>> Start THE DATA

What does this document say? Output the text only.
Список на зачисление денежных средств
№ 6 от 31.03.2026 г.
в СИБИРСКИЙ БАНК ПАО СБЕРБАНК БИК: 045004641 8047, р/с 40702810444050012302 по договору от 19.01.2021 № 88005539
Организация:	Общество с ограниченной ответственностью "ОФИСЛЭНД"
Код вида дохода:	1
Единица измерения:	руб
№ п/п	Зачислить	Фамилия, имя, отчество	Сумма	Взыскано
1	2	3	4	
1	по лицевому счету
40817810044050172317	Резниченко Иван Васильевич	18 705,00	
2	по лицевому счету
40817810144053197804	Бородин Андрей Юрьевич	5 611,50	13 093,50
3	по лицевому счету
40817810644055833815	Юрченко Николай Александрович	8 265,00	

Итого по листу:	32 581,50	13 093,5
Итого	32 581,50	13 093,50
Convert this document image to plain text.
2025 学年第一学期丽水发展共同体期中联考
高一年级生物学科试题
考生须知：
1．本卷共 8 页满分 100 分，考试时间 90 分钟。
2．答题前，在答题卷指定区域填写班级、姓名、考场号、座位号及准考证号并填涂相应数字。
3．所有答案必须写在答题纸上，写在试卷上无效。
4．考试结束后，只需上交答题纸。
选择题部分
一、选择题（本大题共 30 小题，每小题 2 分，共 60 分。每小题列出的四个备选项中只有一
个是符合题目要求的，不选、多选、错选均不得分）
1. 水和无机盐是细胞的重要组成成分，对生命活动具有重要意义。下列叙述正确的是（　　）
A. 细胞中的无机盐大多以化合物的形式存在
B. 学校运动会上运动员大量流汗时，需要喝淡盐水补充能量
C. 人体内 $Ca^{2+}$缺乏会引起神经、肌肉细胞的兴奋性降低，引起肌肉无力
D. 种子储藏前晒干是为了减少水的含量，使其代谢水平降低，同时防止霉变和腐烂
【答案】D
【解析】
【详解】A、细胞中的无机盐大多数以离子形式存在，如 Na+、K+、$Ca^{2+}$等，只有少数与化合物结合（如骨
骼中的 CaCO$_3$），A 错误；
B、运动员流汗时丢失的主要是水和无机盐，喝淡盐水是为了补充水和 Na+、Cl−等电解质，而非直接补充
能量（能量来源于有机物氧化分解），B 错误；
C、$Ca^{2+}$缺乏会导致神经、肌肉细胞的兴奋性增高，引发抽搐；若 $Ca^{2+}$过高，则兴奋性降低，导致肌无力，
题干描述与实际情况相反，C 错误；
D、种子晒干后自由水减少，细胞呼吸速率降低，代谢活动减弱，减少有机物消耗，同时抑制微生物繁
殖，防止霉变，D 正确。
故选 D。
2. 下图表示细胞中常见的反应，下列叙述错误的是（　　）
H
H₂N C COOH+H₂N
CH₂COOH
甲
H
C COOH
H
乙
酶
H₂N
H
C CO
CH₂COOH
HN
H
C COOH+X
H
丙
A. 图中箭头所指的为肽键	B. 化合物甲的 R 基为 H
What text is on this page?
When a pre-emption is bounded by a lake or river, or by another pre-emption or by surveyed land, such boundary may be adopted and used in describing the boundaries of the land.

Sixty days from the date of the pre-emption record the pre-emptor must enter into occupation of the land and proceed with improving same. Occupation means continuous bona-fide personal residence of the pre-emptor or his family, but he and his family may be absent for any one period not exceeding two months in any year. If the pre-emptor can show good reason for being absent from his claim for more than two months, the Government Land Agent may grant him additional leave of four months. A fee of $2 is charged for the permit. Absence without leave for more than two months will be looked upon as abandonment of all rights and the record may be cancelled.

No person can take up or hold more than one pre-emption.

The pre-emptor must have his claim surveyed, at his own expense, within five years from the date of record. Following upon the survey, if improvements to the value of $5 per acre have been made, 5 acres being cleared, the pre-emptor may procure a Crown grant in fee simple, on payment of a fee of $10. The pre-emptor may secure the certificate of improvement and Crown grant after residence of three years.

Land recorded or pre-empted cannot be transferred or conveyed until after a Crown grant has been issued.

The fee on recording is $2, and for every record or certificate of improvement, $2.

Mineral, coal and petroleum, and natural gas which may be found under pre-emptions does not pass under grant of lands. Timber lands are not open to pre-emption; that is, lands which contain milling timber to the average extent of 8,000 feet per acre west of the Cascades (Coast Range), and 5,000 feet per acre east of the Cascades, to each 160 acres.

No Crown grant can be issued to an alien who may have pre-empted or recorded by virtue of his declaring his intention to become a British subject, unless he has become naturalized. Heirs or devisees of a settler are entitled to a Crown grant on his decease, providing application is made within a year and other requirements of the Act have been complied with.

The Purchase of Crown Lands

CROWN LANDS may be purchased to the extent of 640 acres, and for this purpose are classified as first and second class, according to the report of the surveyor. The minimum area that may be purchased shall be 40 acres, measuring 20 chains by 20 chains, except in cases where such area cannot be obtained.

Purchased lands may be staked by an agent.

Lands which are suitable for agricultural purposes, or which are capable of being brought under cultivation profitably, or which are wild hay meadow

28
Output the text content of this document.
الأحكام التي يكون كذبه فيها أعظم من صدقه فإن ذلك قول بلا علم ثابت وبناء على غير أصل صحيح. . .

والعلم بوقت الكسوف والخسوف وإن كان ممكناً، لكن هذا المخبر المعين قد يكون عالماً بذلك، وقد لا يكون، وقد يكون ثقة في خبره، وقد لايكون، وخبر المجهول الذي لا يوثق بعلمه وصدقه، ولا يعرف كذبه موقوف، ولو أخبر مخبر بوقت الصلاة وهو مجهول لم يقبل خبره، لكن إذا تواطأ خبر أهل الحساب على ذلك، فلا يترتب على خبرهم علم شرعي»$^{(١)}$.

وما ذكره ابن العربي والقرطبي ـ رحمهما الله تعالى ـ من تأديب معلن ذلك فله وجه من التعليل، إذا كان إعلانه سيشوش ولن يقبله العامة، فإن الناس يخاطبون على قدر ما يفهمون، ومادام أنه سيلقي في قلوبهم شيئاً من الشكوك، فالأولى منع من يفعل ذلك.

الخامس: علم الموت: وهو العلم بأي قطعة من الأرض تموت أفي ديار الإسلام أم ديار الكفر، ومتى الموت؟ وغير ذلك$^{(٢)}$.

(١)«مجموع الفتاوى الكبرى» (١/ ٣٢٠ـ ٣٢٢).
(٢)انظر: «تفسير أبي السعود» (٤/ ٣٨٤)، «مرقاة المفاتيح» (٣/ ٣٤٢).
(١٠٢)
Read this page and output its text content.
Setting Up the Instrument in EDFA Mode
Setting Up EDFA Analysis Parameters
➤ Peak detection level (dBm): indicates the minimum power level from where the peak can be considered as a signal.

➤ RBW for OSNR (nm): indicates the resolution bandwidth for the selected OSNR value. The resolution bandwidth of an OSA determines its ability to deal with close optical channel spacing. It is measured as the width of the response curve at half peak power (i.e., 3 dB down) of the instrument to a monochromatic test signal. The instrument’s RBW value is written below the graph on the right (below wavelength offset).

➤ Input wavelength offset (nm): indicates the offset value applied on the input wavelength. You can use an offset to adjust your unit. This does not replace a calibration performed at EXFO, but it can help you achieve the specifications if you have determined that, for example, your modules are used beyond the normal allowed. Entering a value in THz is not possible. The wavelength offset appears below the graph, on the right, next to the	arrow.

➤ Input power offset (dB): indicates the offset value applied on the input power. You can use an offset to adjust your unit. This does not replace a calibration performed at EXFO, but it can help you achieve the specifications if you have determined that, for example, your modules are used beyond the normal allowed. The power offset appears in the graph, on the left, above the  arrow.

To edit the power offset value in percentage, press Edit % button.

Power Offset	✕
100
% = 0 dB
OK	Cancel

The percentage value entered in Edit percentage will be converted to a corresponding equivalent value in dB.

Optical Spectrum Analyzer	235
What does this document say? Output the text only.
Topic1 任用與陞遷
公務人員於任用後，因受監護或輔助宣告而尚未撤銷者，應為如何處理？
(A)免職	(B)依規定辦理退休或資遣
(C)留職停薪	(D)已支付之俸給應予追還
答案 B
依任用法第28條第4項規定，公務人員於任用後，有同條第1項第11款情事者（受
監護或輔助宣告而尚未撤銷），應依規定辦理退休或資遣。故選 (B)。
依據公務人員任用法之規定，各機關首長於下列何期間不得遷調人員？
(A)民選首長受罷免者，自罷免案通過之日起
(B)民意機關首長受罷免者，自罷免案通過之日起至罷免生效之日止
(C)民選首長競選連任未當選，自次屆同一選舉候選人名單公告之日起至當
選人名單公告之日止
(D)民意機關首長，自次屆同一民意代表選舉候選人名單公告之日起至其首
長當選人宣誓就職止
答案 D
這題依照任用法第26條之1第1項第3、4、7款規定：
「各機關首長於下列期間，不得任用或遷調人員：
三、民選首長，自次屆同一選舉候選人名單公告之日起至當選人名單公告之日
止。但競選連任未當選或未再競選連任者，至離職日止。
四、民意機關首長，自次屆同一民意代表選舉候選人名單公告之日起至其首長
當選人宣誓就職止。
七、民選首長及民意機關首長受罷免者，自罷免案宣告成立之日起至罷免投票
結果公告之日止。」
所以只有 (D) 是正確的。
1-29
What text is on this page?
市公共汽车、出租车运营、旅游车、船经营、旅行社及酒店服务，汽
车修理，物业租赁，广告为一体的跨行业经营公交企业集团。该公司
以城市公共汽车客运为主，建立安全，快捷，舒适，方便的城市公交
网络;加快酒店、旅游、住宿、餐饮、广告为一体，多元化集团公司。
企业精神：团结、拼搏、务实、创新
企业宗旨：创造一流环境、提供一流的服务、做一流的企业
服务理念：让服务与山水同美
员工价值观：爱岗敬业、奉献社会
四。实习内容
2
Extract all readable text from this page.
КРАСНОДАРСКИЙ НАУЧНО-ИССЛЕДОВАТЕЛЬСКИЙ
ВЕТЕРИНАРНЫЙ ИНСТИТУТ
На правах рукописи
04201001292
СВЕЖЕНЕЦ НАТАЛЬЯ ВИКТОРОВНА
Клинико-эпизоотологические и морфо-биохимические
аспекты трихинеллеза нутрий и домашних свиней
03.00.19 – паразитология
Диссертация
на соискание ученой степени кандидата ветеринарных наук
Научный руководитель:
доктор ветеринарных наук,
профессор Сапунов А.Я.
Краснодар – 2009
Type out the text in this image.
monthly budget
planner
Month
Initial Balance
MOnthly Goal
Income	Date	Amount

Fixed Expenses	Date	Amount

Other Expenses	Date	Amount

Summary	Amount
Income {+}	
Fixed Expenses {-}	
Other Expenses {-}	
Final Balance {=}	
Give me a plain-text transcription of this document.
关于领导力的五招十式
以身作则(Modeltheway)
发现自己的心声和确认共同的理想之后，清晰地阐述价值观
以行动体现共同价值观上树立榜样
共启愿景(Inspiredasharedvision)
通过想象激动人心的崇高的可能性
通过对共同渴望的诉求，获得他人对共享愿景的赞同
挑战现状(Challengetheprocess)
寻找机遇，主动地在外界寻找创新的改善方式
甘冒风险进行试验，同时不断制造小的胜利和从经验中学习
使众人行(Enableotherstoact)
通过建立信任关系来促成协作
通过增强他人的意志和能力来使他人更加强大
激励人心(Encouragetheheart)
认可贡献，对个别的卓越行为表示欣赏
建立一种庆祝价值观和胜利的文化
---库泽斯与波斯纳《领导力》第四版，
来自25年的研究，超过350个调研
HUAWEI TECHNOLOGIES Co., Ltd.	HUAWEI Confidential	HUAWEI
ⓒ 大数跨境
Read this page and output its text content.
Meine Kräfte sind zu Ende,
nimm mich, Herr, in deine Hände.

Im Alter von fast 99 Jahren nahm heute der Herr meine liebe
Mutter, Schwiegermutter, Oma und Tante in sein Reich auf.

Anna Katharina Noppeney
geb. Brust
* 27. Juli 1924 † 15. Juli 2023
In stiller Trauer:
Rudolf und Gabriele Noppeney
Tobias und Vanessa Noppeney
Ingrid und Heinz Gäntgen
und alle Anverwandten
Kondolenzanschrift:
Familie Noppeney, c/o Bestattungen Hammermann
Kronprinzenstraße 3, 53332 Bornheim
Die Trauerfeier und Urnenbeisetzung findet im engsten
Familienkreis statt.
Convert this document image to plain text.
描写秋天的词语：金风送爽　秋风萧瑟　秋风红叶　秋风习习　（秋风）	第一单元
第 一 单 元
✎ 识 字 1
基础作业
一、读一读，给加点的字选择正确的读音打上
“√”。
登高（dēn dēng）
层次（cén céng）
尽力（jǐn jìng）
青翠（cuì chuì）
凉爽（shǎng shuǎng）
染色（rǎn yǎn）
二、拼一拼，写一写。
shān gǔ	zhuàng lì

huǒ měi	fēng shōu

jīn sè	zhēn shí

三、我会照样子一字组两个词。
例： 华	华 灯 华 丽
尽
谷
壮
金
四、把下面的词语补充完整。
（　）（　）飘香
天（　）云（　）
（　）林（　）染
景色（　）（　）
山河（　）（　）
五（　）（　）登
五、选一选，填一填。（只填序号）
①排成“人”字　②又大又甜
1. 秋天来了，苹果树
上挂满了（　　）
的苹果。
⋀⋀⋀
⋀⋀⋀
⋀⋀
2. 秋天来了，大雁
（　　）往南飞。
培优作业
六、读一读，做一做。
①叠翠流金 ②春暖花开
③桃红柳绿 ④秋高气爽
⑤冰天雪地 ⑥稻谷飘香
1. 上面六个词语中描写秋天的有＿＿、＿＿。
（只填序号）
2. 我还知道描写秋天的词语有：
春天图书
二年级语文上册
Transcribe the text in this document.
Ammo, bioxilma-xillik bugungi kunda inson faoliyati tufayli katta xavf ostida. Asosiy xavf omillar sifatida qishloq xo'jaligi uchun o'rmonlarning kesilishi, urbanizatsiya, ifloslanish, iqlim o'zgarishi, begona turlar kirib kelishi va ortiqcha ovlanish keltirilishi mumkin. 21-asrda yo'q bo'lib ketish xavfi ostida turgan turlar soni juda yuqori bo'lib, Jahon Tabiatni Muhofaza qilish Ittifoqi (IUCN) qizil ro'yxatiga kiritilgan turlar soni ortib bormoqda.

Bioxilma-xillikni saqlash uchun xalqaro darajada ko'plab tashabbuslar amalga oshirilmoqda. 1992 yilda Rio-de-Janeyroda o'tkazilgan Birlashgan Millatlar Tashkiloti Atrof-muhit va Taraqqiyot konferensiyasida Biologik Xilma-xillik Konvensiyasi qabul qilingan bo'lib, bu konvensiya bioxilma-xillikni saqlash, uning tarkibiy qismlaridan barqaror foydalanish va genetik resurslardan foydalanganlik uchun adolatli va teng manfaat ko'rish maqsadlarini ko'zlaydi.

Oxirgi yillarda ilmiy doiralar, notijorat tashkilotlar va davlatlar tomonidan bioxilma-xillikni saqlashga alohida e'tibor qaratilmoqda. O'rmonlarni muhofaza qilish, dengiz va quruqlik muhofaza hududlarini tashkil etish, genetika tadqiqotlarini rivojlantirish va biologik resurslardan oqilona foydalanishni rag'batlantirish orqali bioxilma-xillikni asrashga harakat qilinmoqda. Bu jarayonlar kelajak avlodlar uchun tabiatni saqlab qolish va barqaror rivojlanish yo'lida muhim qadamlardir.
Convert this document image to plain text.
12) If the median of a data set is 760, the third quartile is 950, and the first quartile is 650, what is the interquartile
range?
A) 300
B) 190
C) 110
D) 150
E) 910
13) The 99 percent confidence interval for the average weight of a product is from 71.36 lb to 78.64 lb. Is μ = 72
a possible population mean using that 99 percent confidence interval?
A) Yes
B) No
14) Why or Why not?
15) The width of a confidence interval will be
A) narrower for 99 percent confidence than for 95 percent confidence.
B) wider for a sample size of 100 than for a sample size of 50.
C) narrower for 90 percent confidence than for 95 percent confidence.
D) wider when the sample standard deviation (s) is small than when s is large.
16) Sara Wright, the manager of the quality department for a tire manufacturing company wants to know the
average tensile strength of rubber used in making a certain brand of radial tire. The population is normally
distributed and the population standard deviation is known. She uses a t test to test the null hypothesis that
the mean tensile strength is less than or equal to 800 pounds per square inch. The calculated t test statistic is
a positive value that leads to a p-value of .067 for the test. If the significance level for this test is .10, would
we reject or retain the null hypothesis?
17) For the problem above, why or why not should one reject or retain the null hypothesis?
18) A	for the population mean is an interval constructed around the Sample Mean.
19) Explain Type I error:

>> End THE DATA

* PROBLEM DETAILS: Across the records, count the lines holding the string "where". Give the number and stop.

* RESULT: 2